Objective: Look over the lines below. Report each one that includes the string "feedback".

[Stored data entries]
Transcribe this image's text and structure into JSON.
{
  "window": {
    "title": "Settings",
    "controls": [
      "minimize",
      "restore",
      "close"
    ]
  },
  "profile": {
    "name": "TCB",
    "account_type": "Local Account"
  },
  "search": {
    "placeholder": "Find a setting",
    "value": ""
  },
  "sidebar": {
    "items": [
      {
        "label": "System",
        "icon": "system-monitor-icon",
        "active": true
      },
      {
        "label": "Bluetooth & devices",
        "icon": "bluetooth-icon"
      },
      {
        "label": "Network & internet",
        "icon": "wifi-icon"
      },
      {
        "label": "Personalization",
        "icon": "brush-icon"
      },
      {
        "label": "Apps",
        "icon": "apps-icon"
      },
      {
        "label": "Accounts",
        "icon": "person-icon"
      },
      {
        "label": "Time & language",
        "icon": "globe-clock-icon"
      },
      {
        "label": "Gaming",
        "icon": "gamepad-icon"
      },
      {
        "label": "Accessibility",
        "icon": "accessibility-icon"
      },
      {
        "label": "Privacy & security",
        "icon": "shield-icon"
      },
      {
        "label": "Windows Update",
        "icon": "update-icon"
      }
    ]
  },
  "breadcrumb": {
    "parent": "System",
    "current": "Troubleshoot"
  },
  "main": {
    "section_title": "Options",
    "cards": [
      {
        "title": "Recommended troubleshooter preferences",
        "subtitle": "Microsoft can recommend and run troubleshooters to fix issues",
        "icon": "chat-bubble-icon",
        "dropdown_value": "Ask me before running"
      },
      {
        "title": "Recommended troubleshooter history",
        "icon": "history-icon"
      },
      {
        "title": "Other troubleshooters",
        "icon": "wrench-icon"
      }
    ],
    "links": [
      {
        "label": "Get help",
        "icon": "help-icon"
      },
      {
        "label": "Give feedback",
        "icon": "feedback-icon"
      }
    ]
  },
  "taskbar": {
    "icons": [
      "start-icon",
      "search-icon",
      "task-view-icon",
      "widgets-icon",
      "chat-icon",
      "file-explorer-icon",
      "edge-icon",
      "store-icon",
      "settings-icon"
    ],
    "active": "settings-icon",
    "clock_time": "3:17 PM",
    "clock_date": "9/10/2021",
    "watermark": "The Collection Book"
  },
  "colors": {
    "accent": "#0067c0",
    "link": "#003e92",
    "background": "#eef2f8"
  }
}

Full answer:
        "label": "Give feedback",
        "icon": "feedback-icon"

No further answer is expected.